------ Material for this task ------
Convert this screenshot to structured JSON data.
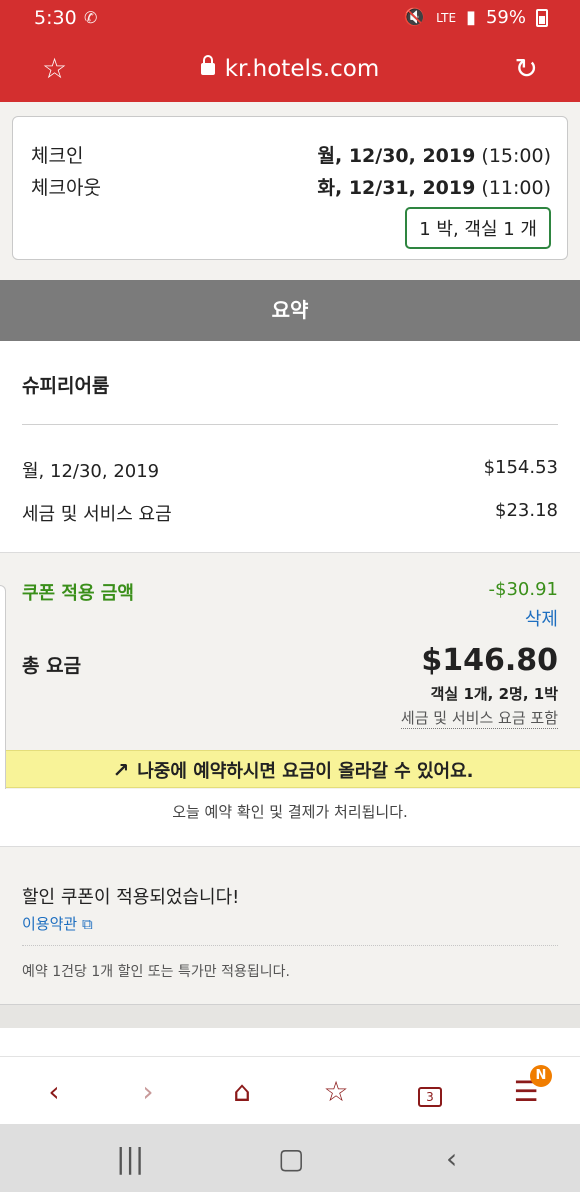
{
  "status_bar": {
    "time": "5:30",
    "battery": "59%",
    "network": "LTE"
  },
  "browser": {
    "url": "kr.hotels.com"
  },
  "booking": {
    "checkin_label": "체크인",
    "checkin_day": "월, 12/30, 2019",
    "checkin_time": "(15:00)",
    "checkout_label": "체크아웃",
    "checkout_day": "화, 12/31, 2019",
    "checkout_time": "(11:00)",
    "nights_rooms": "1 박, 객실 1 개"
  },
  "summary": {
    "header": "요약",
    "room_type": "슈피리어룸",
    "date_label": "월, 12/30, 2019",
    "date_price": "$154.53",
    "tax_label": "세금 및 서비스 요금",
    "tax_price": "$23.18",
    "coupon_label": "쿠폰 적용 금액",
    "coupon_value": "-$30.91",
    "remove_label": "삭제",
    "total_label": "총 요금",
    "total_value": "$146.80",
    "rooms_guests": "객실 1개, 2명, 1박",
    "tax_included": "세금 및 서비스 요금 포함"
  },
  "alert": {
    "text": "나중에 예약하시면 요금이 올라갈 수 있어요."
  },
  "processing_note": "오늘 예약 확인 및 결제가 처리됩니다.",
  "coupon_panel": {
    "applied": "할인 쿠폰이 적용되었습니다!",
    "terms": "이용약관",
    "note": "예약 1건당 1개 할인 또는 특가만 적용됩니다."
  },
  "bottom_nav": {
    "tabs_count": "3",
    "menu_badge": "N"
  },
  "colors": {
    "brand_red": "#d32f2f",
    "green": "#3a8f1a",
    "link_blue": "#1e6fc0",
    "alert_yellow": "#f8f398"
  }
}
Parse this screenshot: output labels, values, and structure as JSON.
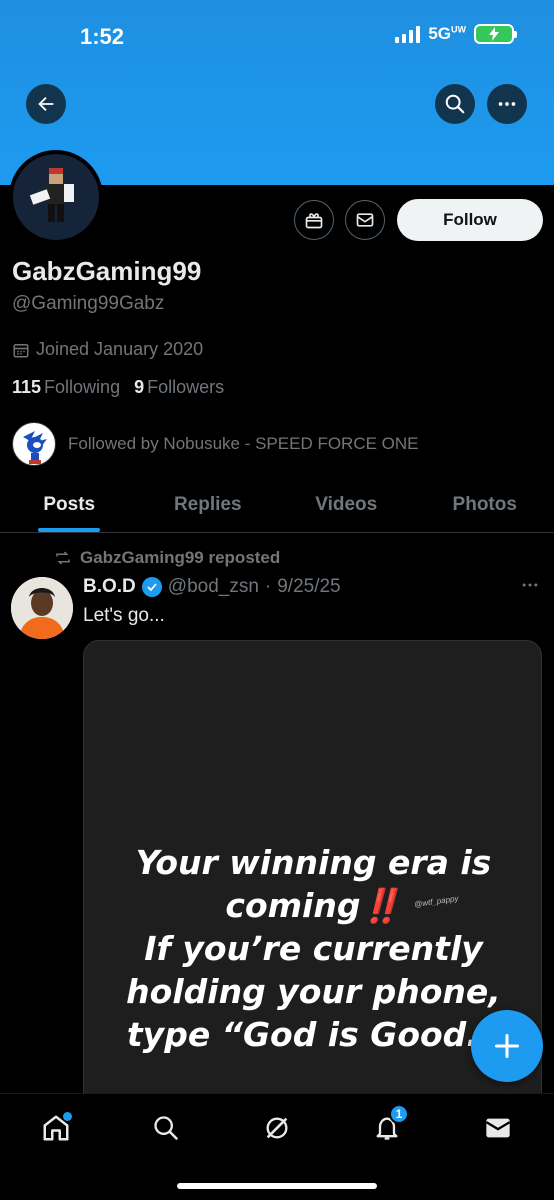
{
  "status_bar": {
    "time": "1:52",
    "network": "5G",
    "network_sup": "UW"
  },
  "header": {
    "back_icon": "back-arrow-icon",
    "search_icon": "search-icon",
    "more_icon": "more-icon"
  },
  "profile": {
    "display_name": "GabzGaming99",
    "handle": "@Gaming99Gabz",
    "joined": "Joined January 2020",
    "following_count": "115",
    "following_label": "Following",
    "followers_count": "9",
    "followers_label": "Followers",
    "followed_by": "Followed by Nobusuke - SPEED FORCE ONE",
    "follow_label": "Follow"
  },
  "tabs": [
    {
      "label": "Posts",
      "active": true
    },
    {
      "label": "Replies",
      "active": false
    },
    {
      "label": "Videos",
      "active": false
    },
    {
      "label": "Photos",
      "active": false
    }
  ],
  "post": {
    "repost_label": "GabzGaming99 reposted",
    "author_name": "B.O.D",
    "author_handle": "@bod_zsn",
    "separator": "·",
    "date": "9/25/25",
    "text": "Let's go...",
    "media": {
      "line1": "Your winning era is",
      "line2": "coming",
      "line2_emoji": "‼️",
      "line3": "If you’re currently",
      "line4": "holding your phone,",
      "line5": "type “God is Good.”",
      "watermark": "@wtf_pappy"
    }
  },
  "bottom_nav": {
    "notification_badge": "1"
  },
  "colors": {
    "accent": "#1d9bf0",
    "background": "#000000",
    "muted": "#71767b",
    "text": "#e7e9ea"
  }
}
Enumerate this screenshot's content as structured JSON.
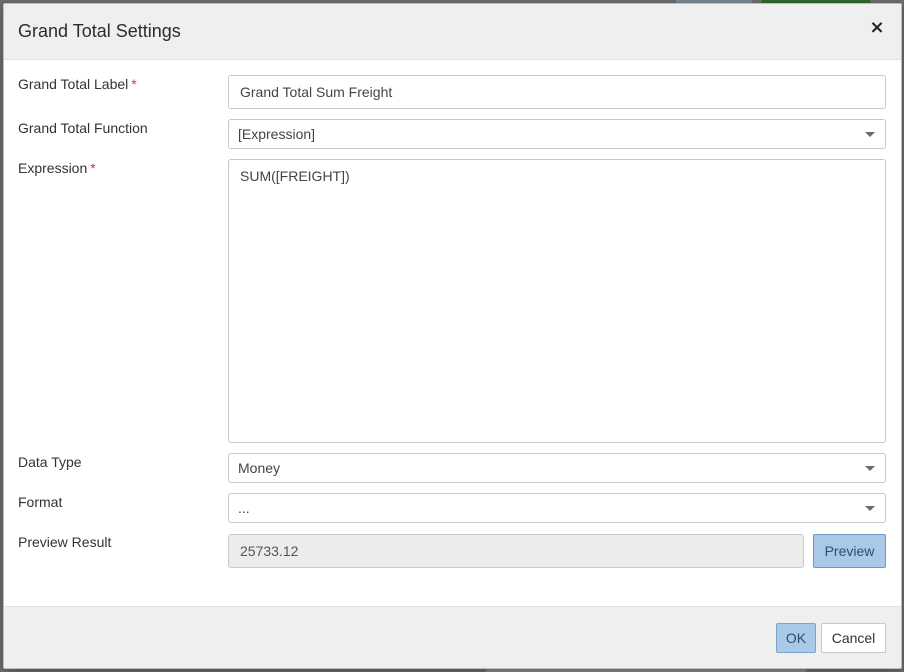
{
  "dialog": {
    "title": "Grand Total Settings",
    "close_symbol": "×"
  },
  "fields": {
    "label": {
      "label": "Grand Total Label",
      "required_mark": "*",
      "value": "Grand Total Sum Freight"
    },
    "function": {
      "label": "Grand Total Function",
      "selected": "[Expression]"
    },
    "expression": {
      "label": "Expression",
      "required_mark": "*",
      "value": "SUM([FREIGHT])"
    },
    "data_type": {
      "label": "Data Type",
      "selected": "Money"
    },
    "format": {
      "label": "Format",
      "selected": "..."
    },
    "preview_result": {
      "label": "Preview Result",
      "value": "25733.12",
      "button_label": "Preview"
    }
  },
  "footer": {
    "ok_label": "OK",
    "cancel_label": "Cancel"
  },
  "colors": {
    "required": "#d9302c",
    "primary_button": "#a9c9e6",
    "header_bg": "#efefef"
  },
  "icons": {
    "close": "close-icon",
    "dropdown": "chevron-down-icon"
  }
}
------
▸ **Request**
Reproduce the records verbatim, omitting all images they contain.

▸ **Exercise answer**
Convert this screenshot to structured JSON data.
{
  "status_bar": {
    "time": "5:30",
    "battery": "59%",
    "network": "LTE"
  },
  "browser": {
    "url": "kr.hotels.com"
  },
  "booking": {
    "checkin_label": "체크인",
    "checkin_day": "월, 12/30, 2019",
    "checkin_time": "(15:00)",
    "checkout_label": "체크아웃",
    "checkout_day": "화, 12/31, 2019",
    "checkout_time": "(11:00)",
    "nights_rooms": "1 박, 객실 1 개"
  },
  "summary": {
    "header": "요약",
    "room_type": "슈피리어룸",
    "date_label": "월, 12/30, 2019",
    "date_price": "$154.53",
    "tax_label": "세금 및 서비스 요금",
    "tax_price": "$23.18",
    "coupon_label": "쿠폰 적용 금액",
    "coupon_value": "-$30.91",
    "remove_label": "삭제",
    "total_label": "총 요금",
    "total_value": "$146.80",
    "rooms_guests": "객실 1개, 2명, 1박",
    "tax_included": "세금 및 서비스 요금 포함"
  },
  "alert": {
    "text": "나중에 예약하시면 요금이 올라갈 수 있어요."
  },
  "processing_note": "오늘 예약 확인 및 결제가 처리됩니다.",
  "coupon_panel": {
    "applied": "할인 쿠폰이 적용되었습니다!",
    "terms": "이용약관",
    "note": "예약 1건당 1개 할인 또는 특가만 적용됩니다."
  },
  "bottom_nav": {
    "tabs_count": "3",
    "menu_badge": "N"
  },
  "colors": {
    "brand_red": "#d32f2f",
    "green": "#3a8f1a",
    "link_blue": "#1e6fc0",
    "alert_yellow": "#f8f398"
  }
}
Parse this screenshot: output labels, values, and structure as JSON.
{
  "status_bar": {
    "time": "1:52",
    "network": "5G",
    "network_sup": "UW"
  },
  "header": {
    "back_icon": "back-arrow-icon",
    "search_icon": "search-icon",
    "more_icon": "more-icon"
  },
  "profile": {
    "display_name": "GabzGaming99",
    "handle": "@Gaming99Gabz",
    "joined": "Joined January 2020",
    "following_count": "115",
    "following_label": "Following",
    "followers_count": "9",
    "followers_label": "Followers",
    "followed_by": "Followed by Nobusuke - SPEED FORCE ONE",
    "follow_label": "Follow"
  },
  "tabs": [
    {
      "label": "Posts",
      "active": true
    },
    {
      "label": "Replies",
      "active": false
    },
    {
      "label": "Videos",
      "active": false
    },
    {
      "label": "Photos",
      "active": false
    }
  ],
  "post": {
    "repost_label": "GabzGaming99 reposted",
    "author_name": "B.O.D",
    "author_handle": "@bod_zsn",
    "separator": "·",
    "date": "9/25/25",
    "text": "Let's go...",
    "media": {
      "line1": "Your winning era is",
      "line2": "coming",
      "line2_emoji": "‼️",
      "line3": "If you’re currently",
      "line4": "holding your phone,",
      "line5": "type “God is Good.”",
      "watermark": "@wtf_pappy"
    }
  },
  "bottom_nav": {
    "notification_badge": "1"
  },
  "colors": {
    "accent": "#1d9bf0",
    "background": "#000000",
    "muted": "#71767b",
    "text": "#e7e9ea"
  }
}
Enumerate this screenshot's content as structured JSON.
{
  "dialog": {
    "title": "Grand Total Settings",
    "close_symbol": "×"
  },
  "fields": {
    "label": {
      "label": "Grand Total Label",
      "required_mark": "*",
      "value": "Grand Total Sum Freight"
    },
    "function": {
      "label": "Grand Total Function",
      "selected": "[Expression]"
    },
    "expression": {
      "label": "Expression",
      "required_mark": "*",
      "value": "SUM([FREIGHT])"
    },
    "data_type": {
      "label": "Data Type",
      "selected": "Money"
    },
    "format": {
      "label": "Format",
      "selected": "..."
    },
    "preview_result": {
      "label": "Preview Result",
      "value": "25733.12",
      "button_label": "Preview"
    }
  },
  "footer": {
    "ok_label": "OK",
    "cancel_label": "Cancel"
  },
  "colors": {
    "required": "#d9302c",
    "primary_button": "#a9c9e6",
    "header_bg": "#efefef"
  },
  "icons": {
    "close": "close-icon",
    "dropdown": "chevron-down-icon"
  }
}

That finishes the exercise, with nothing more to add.